**EXERCISE OBJECTIVE**: Find and copy each line of the records where the string "name" shows up.

**RECORDS FOR PROCESSING**:
=-=-=
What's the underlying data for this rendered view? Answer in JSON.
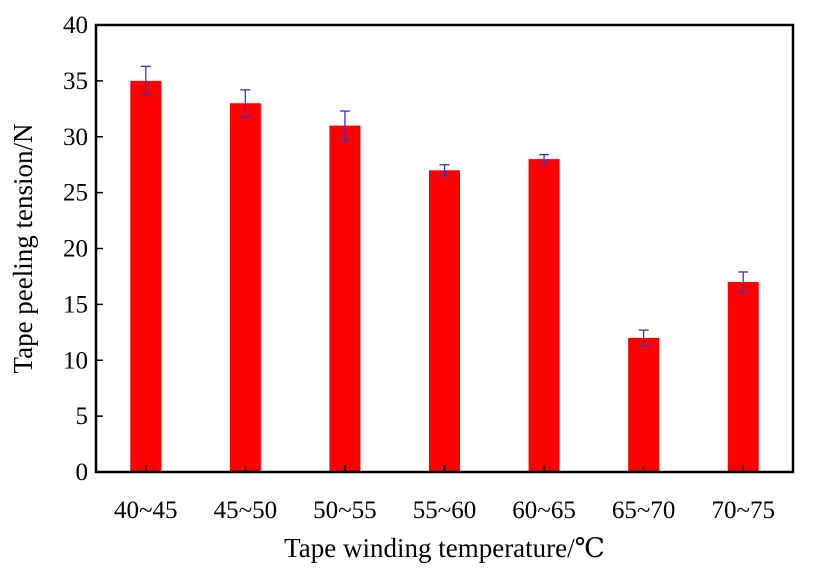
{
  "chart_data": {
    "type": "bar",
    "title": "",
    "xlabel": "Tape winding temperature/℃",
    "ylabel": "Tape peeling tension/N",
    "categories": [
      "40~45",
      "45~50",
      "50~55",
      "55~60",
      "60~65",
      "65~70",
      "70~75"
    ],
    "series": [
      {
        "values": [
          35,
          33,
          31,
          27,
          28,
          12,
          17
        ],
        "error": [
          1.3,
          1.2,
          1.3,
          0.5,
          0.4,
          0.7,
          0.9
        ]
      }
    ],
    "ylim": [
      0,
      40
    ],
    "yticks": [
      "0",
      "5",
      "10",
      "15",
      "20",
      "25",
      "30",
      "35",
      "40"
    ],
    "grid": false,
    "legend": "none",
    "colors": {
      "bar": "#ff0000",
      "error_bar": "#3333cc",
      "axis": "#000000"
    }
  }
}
=-=-=
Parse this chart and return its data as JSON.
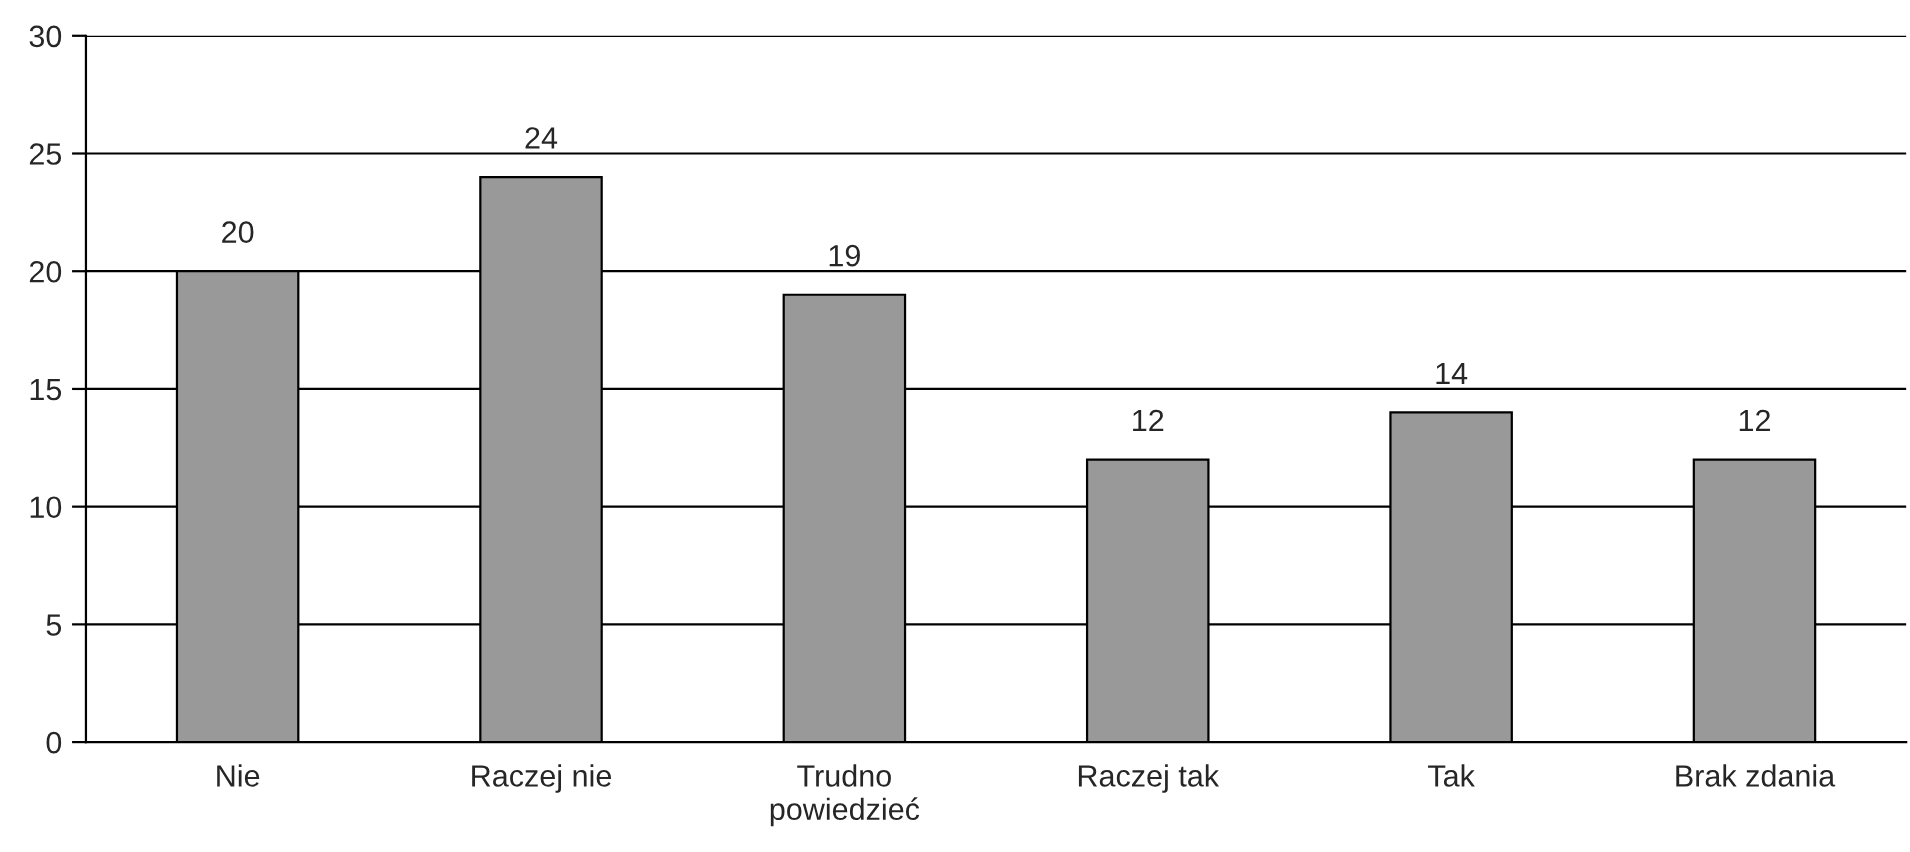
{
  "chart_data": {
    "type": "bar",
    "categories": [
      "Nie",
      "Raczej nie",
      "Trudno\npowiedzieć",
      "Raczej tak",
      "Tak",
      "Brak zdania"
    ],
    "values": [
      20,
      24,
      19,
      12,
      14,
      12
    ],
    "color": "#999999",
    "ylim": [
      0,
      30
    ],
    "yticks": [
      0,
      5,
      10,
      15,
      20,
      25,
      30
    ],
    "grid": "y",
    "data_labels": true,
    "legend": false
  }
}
=-=-=
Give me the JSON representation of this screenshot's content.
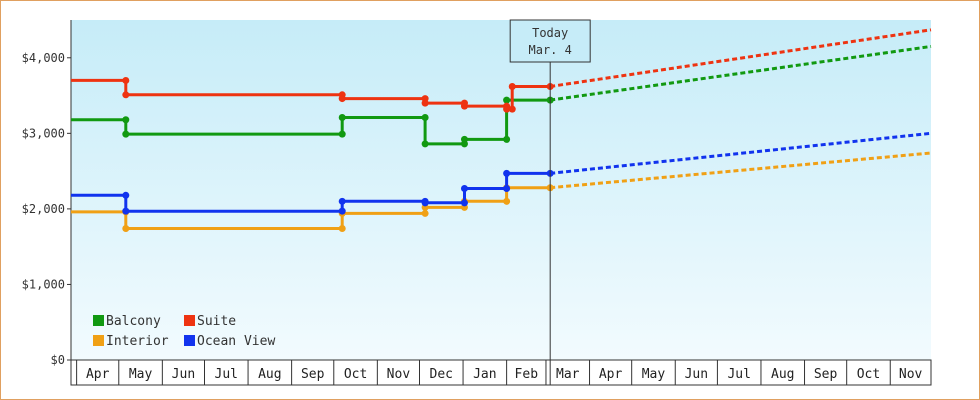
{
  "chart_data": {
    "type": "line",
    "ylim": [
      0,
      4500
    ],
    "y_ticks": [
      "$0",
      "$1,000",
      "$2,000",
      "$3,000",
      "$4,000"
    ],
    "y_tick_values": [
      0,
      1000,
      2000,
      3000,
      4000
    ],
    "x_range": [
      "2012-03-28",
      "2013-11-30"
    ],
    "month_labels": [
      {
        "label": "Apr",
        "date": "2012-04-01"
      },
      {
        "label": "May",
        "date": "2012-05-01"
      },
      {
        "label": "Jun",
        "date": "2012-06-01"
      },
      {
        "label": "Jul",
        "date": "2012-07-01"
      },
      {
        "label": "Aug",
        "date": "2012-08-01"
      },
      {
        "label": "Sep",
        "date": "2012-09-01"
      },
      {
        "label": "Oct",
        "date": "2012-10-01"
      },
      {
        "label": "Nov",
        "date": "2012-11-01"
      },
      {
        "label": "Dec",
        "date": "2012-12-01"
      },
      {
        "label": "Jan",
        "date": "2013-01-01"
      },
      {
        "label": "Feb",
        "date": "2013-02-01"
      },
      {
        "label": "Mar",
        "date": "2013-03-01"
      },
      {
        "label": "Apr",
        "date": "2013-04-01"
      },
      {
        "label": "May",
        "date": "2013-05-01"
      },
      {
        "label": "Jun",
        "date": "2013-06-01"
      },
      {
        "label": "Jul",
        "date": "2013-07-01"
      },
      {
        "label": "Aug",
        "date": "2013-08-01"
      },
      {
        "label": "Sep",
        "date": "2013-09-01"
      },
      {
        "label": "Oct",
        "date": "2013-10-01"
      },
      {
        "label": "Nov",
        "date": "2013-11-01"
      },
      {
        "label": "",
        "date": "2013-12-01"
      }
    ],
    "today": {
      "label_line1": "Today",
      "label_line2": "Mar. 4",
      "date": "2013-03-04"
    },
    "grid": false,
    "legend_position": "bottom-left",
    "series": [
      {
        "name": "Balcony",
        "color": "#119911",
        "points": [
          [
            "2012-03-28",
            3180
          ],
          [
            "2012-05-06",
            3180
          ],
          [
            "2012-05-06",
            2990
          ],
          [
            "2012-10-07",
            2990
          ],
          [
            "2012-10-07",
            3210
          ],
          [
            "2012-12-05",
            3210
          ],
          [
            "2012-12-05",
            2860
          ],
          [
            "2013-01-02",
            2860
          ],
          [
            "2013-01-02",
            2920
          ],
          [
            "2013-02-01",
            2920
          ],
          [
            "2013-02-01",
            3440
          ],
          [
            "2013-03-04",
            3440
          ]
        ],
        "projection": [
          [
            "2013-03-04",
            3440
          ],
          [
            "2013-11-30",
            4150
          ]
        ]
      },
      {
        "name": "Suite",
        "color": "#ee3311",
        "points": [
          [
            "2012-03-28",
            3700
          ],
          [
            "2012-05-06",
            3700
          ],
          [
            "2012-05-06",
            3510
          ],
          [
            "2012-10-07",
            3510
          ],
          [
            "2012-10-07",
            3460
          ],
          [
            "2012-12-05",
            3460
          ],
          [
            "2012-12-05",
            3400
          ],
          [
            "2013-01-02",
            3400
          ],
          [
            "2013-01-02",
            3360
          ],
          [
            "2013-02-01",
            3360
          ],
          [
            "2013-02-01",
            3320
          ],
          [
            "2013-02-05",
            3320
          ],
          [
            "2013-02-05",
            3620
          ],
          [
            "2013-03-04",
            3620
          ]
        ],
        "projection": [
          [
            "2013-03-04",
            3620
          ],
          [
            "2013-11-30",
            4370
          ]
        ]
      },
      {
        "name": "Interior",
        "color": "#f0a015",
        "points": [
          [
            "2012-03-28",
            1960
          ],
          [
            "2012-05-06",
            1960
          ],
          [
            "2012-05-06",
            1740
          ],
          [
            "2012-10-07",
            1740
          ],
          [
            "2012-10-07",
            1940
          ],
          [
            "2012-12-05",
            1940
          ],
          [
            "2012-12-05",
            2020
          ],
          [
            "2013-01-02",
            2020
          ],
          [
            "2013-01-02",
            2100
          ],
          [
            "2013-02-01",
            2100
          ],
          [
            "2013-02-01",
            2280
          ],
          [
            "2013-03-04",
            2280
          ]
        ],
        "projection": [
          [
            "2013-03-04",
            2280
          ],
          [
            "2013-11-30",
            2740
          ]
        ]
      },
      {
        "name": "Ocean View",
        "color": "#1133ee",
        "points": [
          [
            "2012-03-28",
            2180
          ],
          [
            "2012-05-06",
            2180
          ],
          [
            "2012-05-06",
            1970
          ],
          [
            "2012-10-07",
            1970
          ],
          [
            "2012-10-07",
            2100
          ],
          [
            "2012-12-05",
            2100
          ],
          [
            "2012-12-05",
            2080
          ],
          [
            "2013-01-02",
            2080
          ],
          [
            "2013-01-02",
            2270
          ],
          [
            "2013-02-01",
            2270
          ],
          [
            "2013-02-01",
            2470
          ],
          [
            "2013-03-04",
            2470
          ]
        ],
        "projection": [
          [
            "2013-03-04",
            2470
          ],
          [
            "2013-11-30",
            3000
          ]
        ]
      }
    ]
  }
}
=-=-=
**WRITTEN ANSWER**:
        "name": "Balcony",
        "name": "Suite",
        "name": "Interior",
        "name": "Ocean View",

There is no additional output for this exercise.